Kamis 25 Jul 2019 18:17 WIB

Khofifah Inginkan Single Data Produksi dan Kebutuhan Garam

Referensi dari data akan menjadi dasar tindakan impor sehingga menghindari rembesan.

Rep: Adinda Pryanka/ Red: Friska Yolanda
Petani memanen garam perdana pada musim olah tahun 2019 di lahan garam Desa Bunder, Pamekasan, Jawa Timur, Jumat (14/6/2019).
Foto: Antara/Saiful Bahri
Petani memanen garam perdana pada musim olah tahun 2019 di lahan garam Desa Bunder, Pamekasan, Jawa Timur, Jumat (14/6/2019).

REPUBLIKA.CO.ID, JAKARTA -- Gubernur Jawa Timur Khofifah Indar Parawansa menuturkan, kebutuhan industri garam daerah maupun nasional saat ini adalah satu data atau single data. Termasuk seberapa besar produksi garam dalam negeri, kuantitas yang memenuhi aspek industri dan kebutuhan dari industri itu sendiri.

Khofifah menjelaskan, referensi data dari satu data akan dijadikan sebagai dasar tindakan impor sehingga dapat menghindari rembesan ke pasar. Data ini juga dapat mencegah ketersediaan yang terlalu banyak sehingga garam rakyat tidak terserap. 

Baca Juga

"Makanya, kami butuh single data itu," katanya ketika ditemui di Kantor Kementerian Koordinator Bidang Perekonomian, Jakarta, Kamis (25/7). 

Menurut Khofifah, Pemerintah Provinsi Jawa Timur melalui dinas kelautan sebenarnya sudah memiliki data mengenai produksi garam. Hanya saja, ia tidak dapat menyebutkan besarannya karena menunggu sinkronisasi dalam rapat koordinasi dengan Kementerian Koordinasi Bidang Maritim. 

Khofifah mengatakan, keinginan single data bukan semata muncul dari pemerintah daerah. Para petani garam juga menyampaikannya, termasuk saat berbagai pemangku kepentingan melakukan rapat koordinasi di Sampang, Jawa timur.

Ke depannya, Khofifah berharap, kebijakan satu data dapat membantu pemerintah pusat menetapkan impor yang berjalan seiring dengan tata cara menghitung produksi garam rakyat. Sebab, petani garam sebenarnya sudah memiliki perhitungan sendiri, termasuk Harga Pokok Penjualan (HPP).

━━━━

» **Tugas Singkat 1**
Dalam artikel tentang data garam, selain pemerintah daerah, siapa yang juga menyampaikan keinginan akan single data?
» **Tugas Singkat 2**
Kutip bagian artikel tentang data garam mulai dari "Ke depannya, Khofifah" sampai dengan "Pokok Penjualan (HPP).".
Jawablah hanya berdasarkan artikel ini.

━━━━

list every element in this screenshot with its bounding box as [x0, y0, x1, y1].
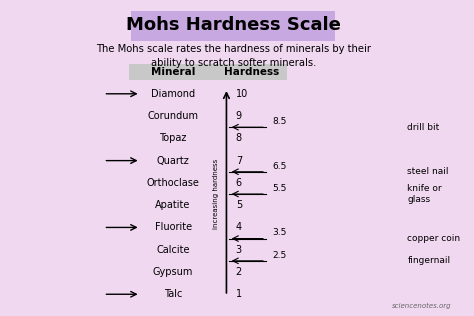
Text: 6: 6 — [236, 178, 242, 188]
Text: Mineral: Mineral — [151, 68, 195, 77]
Text: 3: 3 — [236, 245, 242, 255]
Text: 5.5: 5.5 — [273, 184, 287, 193]
Text: Diamond: Diamond — [151, 89, 195, 99]
Text: drill bit: drill bit — [407, 123, 440, 132]
Text: 10: 10 — [236, 89, 248, 99]
Text: The Mohs scale rates the hardness of minerals by their
ability to scratch softer: The Mohs scale rates the hardness of min… — [96, 44, 371, 68]
FancyBboxPatch shape — [129, 64, 287, 80]
Text: 7: 7 — [236, 155, 242, 166]
Text: 2.5: 2.5 — [273, 251, 287, 260]
Text: 1: 1 — [236, 289, 242, 299]
Text: 8: 8 — [236, 133, 242, 143]
Text: Mohs Hardness Scale: Mohs Hardness Scale — [126, 16, 341, 34]
Text: Talc: Talc — [164, 289, 182, 299]
Text: 4: 4 — [236, 222, 242, 233]
Text: Quartz: Quartz — [157, 155, 190, 166]
Text: 2: 2 — [236, 267, 242, 277]
Text: Hardness: Hardness — [224, 68, 280, 77]
Text: Apatite: Apatite — [155, 200, 191, 210]
Text: copper coin: copper coin — [407, 234, 461, 243]
Text: Corundum: Corundum — [147, 111, 199, 121]
Text: 3.5: 3.5 — [273, 228, 287, 237]
Text: Calcite: Calcite — [156, 245, 190, 255]
Text: Fluorite: Fluorite — [155, 222, 191, 233]
Text: 8.5: 8.5 — [273, 117, 287, 126]
Text: knife or
glass: knife or glass — [407, 184, 442, 204]
Text: fingernail: fingernail — [407, 256, 450, 265]
Text: 5: 5 — [236, 200, 242, 210]
Text: sciencenotes.org: sciencenotes.org — [392, 303, 451, 309]
Text: Topaz: Topaz — [159, 133, 187, 143]
Text: 6.5: 6.5 — [273, 161, 287, 171]
Text: Gypsum: Gypsum — [153, 267, 193, 277]
Text: steel nail: steel nail — [407, 167, 449, 176]
Text: 9: 9 — [236, 111, 242, 121]
Text: increasing hardness: increasing hardness — [213, 159, 219, 229]
FancyBboxPatch shape — [131, 11, 336, 40]
Text: Orthoclase: Orthoclase — [146, 178, 200, 188]
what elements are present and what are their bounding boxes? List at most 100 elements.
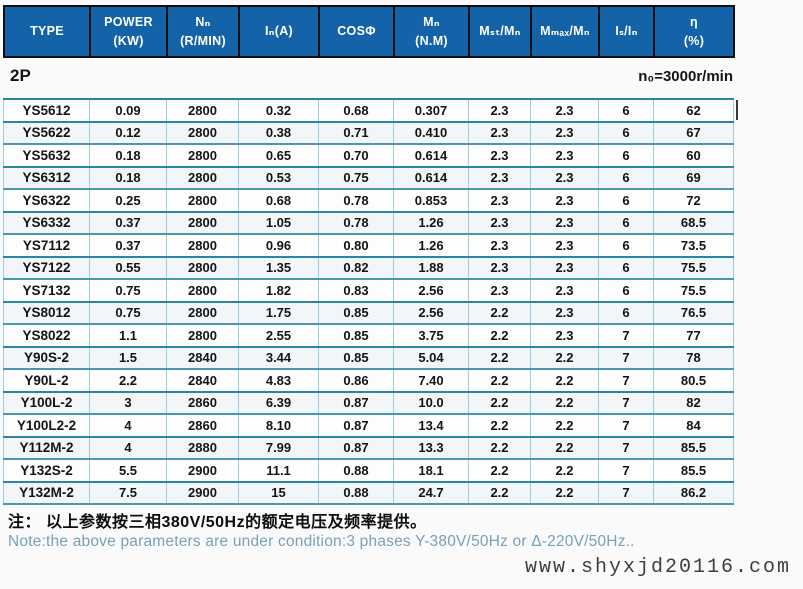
poles-label: 2P bbox=[10, 66, 31, 85]
table-cell: 6 bbox=[598, 211, 654, 235]
table-cell: 2.56 bbox=[393, 301, 469, 325]
table-cell: 0.78 bbox=[318, 189, 394, 213]
table-cell: 0.75 bbox=[89, 301, 167, 325]
column-header: TYPE bbox=[3, 5, 91, 58]
table-cell: 1.82 bbox=[238, 279, 319, 303]
motor-type-cell: Y132S-2 bbox=[3, 459, 90, 483]
column-header: Mₘₐₓ/Mₙ bbox=[530, 5, 600, 58]
watermark-url: www.shyxjd20116.com bbox=[524, 556, 791, 579]
table-cell: 2.3 bbox=[468, 121, 531, 145]
table-cell: 2.3 bbox=[530, 256, 599, 280]
motor-type-cell: Y90L-2 bbox=[3, 369, 90, 393]
motor-type-cell: YS6332 bbox=[3, 211, 90, 235]
table-cell: 13.4 bbox=[393, 414, 469, 438]
table-cell: 6 bbox=[598, 121, 654, 145]
table-cell: 0.96 bbox=[238, 234, 319, 258]
table-cell: 0.853 bbox=[393, 189, 469, 213]
table-row: YS7132 0.75 2800 1.82 0.83 2.56 2.3 2.3 6 75.5 bbox=[3, 279, 734, 303]
table-cell: 2.3 bbox=[530, 121, 599, 145]
table-cell: 0.75 bbox=[318, 166, 394, 190]
table-cell: 6 bbox=[598, 189, 654, 213]
table-row: YS6332 0.37 2800 1.05 0.78 1.26 2.3 2.3 6 68.5 bbox=[3, 211, 734, 235]
table-cell: 15 bbox=[238, 481, 319, 505]
table-cell: 4 bbox=[89, 414, 167, 438]
table-cell: 2800 bbox=[166, 256, 239, 280]
table-row: YS5622 0.12 2800 0.38 0.71 0.410 2.3 2.3 6 67 bbox=[3, 121, 734, 145]
table-cell: 2900 bbox=[166, 459, 239, 483]
table-cell: 2800 bbox=[166, 234, 239, 258]
table-row: Y90S-2 1.5 2840 3.44 0.85 5.04 2.2 2.2 7 78 bbox=[3, 346, 734, 370]
table-cell: 2800 bbox=[166, 211, 239, 235]
table-cell: 2.3 bbox=[530, 301, 599, 325]
column-header: Mₛₜ/Mₙ bbox=[468, 5, 532, 58]
table-cell: 3 bbox=[89, 391, 167, 415]
table-cell: 0.410 bbox=[393, 121, 469, 145]
table-cell: 2.3 bbox=[468, 166, 531, 190]
table-cell: 1.88 bbox=[393, 256, 469, 280]
table-cell: 11.1 bbox=[238, 459, 319, 483]
motor-type-cell: YS5622 bbox=[3, 121, 90, 145]
table-cell: 2800 bbox=[166, 121, 239, 145]
table-cell: 2.3 bbox=[530, 166, 599, 190]
table-cell: 0.68 bbox=[318, 99, 394, 123]
table-row: YS5612 0.09 2800 0.32 0.68 0.307 2.3 2.3 6 62 bbox=[3, 99, 734, 123]
table-row: YS8012 0.75 2800 1.75 0.85 2.56 2.2 2.3 6 76.5 bbox=[3, 301, 734, 325]
motor-type-cell: YS6322 bbox=[3, 189, 90, 213]
table-row: YS6312 0.18 2800 0.53 0.75 0.614 2.3 2.3 6 69 bbox=[3, 166, 734, 190]
table-cell: 0.55 bbox=[89, 256, 167, 280]
motor-type-cell: YS6312 bbox=[3, 166, 90, 190]
table-cell: 1.26 bbox=[393, 234, 469, 258]
table-cell: 0.614 bbox=[393, 166, 469, 190]
table-cell: 67 bbox=[653, 121, 734, 145]
table-cell: 2800 bbox=[166, 324, 239, 348]
table-cell: 0.85 bbox=[318, 346, 394, 370]
motor-spec-table: YS5612 0.09 2800 0.32 0.68 0.307 2.3 2.3 6 62 YS56… bbox=[3, 98, 734, 505]
table-cell: 0.87 bbox=[318, 414, 394, 438]
table-cell: 0.18 bbox=[89, 144, 167, 168]
table-cell: 75.5 bbox=[653, 256, 734, 280]
table-cell: 1.1 bbox=[89, 324, 167, 348]
motor-type-cell: Y100L2-2 bbox=[3, 414, 90, 438]
table-row: Y100L2-2 4 2860 8.10 0.87 13.4 2.2 2.2 7 84 bbox=[3, 414, 734, 438]
section-band: 2P n₀=3000r/min bbox=[3, 60, 733, 96]
table-cell: 1.26 bbox=[393, 211, 469, 235]
table-cell: 2800 bbox=[166, 99, 239, 123]
table-cell: 0.12 bbox=[89, 121, 167, 145]
note-chinese: 注： 以上参数按三相380V/50Hz的额定电压及频率提供。 bbox=[8, 514, 427, 531]
motor-type-cell: YS7122 bbox=[3, 256, 90, 280]
table-cell: 2.2 bbox=[468, 369, 531, 393]
table-cell: 2.2 bbox=[530, 369, 599, 393]
table-cell: 2860 bbox=[166, 391, 239, 415]
table-cell: 0.53 bbox=[238, 166, 319, 190]
table-cell: 18.1 bbox=[393, 459, 469, 483]
table-cell: 85.5 bbox=[653, 436, 734, 460]
table-cell: 0.37 bbox=[89, 234, 167, 258]
table-cell: 1.5 bbox=[89, 346, 167, 370]
table-cell: 7 bbox=[598, 369, 654, 393]
table-cell: 2.2 bbox=[530, 346, 599, 370]
motor-type-cell: YS5632 bbox=[3, 144, 90, 168]
table-cell: 0.25 bbox=[89, 189, 167, 213]
table-cell: 7.99 bbox=[238, 436, 319, 460]
table-cell: 0.65 bbox=[238, 144, 319, 168]
table-cell: 0.71 bbox=[318, 121, 394, 145]
table-cell: 2.2 bbox=[530, 459, 599, 483]
table-cell: 2840 bbox=[166, 346, 239, 370]
note-english: Note:the above parameters are under cond… bbox=[8, 533, 635, 550]
table-cell: 2.2 bbox=[89, 369, 167, 393]
table-cell: 0.78 bbox=[318, 211, 394, 235]
table-cell: 78 bbox=[653, 346, 734, 370]
table-cell: 85.5 bbox=[653, 459, 734, 483]
table-cell: 2.2 bbox=[530, 414, 599, 438]
table-cell: 0.68 bbox=[238, 189, 319, 213]
table-cell: 2.3 bbox=[468, 99, 531, 123]
table-row: Y100L-2 3 2860 6.39 0.87 10.0 2.2 2.2 7 82 bbox=[3, 391, 734, 415]
motor-type-cell: YS5612 bbox=[3, 99, 90, 123]
table-cell: 7 bbox=[598, 346, 654, 370]
table-cell: 0.38 bbox=[238, 121, 319, 145]
table-cell: 0.614 bbox=[393, 144, 469, 168]
table-cell: 24.7 bbox=[393, 481, 469, 505]
motor-type-cell: YS7112 bbox=[3, 234, 90, 258]
table-cell: 2.3 bbox=[468, 256, 531, 280]
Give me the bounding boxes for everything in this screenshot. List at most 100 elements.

━━━━

» **Jawaban 1**
Para petani garam.

» **Jawaban 2**
Ke depannya, Khofifah berharap, kebijakan satu data dapat membantu pemerintah pusat menetapkan impor yang berjalan seiring dengan tata cara menghitung produksi garam rakyat. Sebab, petani garam sebenarnya sudah memiliki perhitungan sendiri, termasuk Harga Pokok Penjualan (HPP).